8. Admiral Davies asked for Israelyan’s assessment of the TTBT/PNE talks. Ambassador Israelyan stated that when he left Moscow in August, his Deputy Timerbayev had said everything would be settled by the end of September. A few days ago, Timerbayev had sent a letter saying that the talks are not nearly completed.

Admiral Davies indicated that the principal problems in the talks were verification and the observer function.

Ambassador Israelyan said these are very difficult problems.

There are many agencies involved. He indicated that if the American bureaucratic situation is bad, the Soviet situation is no better. (Comment: This may be admission of Soviet differences of view on the on-site inspection issue.)

Ambassador Israelyan said that the importance of PNEs seemed to be growing, especially in view of the energy crisis. Soviets are very enthusiastic about PNEs. Ambassador Israelyan said that Mr. Morokhov (Soviet TTBT/PNE negotiator and Deputy Chief of State Committee on Atomic Energy) had provided a briefing on the benefits of PNEs. Israelyan said that he was “very impressed by the way Morokhov explained the utility of PNEs.”

9. Admiral Davies thanked Ambassador Israelyan for his very frank and useful presentation and stated that his suggestions would be seriously discussed within U.S. Government.

Kissinger
  1. Summary: The Department summarized a meeting between Chief of the International Organizations Division of the Soviet Ministry of Foreign Affairs Israelyan and Admiral Davies, during which the officials discussed various Soviet disarmament initiatives.

    Source: National Archives, RG 59, Central Foreign Policy File, D750376–0061. Secret; Exdis. Drafted by J. Glassman (EUR/SOV); cleared by John Baker (IO/UNP), Davies, Kelley, Phelps, and Ortiz; approved by Garrison. Repeated for information to USUN and the U.S. delegation to the SALT II talks in Geneva. The Soviet draft resolution banning new weapons of mass destruction was submitted to the UN General Assembly on September 30. For the text, see Documents on Disarmament 1975, p. 495.

========================================

(REQUIRED TASK 1):
Render this sentence from the cable on the TTBT/PNE talks into Spanish: "Admiral Davies indicated that the principal problems in the talks were verification and the observer function."
(REQUIRED TASK 2):
According to the cable on the TTBT/PNE talks, on what date was the Soviet draft resolution banning new weapons of mass destruction submitted to the UN General Assembly?
(REQUIRED TASK 3):
From the cable on the TTBT/PNE talks, reproduce the part that opens with the words containing "Admiral Davies indicated" and closes with "on-site inspection issue.)".

========================================

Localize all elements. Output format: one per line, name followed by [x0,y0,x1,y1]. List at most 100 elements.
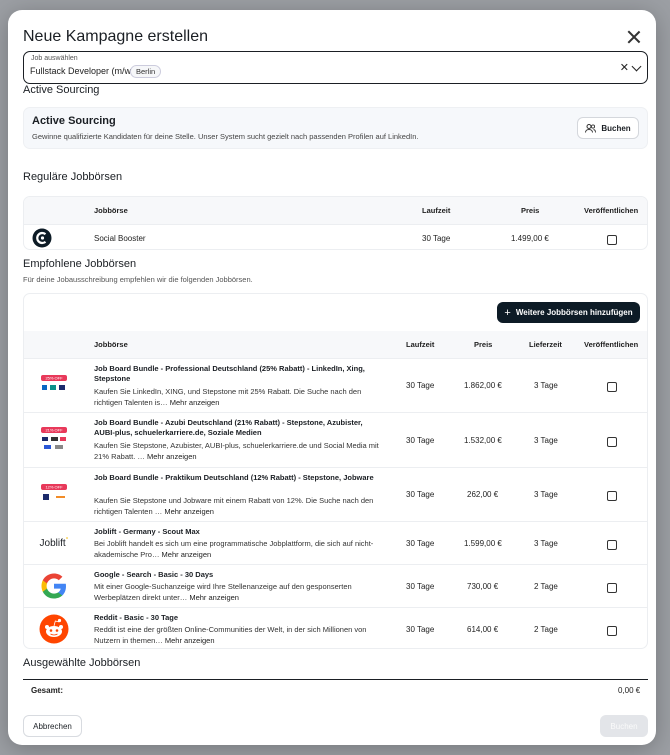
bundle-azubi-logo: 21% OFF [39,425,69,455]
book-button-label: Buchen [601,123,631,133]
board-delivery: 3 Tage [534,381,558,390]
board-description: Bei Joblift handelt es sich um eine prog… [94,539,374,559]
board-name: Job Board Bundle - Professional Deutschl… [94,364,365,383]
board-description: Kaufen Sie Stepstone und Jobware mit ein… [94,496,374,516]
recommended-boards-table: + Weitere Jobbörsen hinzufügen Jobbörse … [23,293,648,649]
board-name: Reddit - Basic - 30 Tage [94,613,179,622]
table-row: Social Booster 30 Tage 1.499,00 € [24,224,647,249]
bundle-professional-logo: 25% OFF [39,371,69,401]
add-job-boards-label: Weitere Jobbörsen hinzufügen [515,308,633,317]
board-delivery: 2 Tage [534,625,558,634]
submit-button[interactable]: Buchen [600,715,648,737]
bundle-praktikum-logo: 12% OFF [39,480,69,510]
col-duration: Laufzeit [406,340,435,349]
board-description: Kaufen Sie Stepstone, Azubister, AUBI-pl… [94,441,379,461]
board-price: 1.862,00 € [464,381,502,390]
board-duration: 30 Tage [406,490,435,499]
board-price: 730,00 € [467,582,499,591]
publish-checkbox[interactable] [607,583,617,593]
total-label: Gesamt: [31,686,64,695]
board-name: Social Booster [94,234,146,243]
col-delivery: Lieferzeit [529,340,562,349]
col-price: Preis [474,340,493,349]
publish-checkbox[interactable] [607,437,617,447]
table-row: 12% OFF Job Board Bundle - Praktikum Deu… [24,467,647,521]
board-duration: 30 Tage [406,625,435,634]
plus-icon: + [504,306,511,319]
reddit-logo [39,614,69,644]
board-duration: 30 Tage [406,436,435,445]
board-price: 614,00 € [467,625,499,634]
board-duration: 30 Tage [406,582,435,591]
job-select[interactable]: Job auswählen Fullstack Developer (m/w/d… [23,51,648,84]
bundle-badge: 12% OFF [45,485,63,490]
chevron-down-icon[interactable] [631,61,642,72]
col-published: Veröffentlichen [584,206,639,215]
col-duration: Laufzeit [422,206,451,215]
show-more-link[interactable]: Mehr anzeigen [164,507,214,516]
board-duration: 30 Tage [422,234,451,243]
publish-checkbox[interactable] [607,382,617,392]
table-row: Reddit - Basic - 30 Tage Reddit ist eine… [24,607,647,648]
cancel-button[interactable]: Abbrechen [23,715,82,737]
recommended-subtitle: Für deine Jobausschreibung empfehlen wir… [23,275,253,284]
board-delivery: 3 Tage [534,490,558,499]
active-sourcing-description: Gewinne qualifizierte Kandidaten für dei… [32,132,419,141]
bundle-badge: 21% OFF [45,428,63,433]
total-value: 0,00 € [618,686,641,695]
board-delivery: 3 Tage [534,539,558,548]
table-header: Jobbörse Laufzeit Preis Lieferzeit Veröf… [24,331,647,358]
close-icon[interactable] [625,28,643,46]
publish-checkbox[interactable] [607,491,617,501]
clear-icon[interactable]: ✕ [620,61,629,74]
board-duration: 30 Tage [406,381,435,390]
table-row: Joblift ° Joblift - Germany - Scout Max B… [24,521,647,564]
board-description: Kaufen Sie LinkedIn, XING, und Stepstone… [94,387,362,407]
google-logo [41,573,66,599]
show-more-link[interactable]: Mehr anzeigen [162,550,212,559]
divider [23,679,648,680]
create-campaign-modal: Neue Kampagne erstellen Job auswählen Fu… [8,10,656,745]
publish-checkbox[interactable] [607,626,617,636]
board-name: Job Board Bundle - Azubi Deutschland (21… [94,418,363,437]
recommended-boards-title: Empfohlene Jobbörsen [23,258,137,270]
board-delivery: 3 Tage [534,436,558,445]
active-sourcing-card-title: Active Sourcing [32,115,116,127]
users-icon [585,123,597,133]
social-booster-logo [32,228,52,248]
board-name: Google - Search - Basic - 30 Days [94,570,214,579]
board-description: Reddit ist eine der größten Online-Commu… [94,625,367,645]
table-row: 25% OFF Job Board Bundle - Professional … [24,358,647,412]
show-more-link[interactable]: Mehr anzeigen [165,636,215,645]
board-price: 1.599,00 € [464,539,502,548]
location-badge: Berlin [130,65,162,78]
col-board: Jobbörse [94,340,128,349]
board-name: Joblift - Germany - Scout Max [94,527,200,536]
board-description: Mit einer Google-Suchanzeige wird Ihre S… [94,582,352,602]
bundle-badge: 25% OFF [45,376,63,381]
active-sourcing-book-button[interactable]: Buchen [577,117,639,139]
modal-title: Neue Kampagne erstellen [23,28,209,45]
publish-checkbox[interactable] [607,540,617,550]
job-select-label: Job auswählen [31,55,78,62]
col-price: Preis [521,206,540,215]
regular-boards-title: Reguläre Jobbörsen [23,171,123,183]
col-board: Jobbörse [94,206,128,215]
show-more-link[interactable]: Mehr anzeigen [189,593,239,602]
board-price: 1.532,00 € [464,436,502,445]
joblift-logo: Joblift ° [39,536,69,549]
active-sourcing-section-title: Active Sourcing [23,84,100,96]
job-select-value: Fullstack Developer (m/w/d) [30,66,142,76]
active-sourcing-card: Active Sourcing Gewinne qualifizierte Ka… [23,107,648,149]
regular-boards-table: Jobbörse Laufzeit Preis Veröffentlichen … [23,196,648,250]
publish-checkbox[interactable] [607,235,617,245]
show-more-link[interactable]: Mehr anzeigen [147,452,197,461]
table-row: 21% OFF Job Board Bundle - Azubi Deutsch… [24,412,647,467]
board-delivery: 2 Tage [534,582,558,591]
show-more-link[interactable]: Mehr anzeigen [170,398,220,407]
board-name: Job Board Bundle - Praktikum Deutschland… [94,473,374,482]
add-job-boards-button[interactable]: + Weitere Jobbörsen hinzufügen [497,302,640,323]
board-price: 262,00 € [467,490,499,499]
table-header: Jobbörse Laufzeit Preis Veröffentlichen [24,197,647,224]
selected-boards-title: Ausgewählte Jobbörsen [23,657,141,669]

========================================

(FULL RESPONSE 1):
El almirante Davies indicó que los principales problemas en las negociaciones eran la verificación y la función de observador.

(FULL RESPONSE 2):
September 30.

(FULL RESPONSE 3):
Admiral Davies indicated that the principal problems in the talks were verification and the observer function.

Ambassador Israelyan said these are very difficult problems.

There are many agencies involved. He indicated that if the American bureaucratic situation is bad, the Soviet situation is no better. (Comment: This may be admission of Soviet differences of view on the on-site inspection issue.)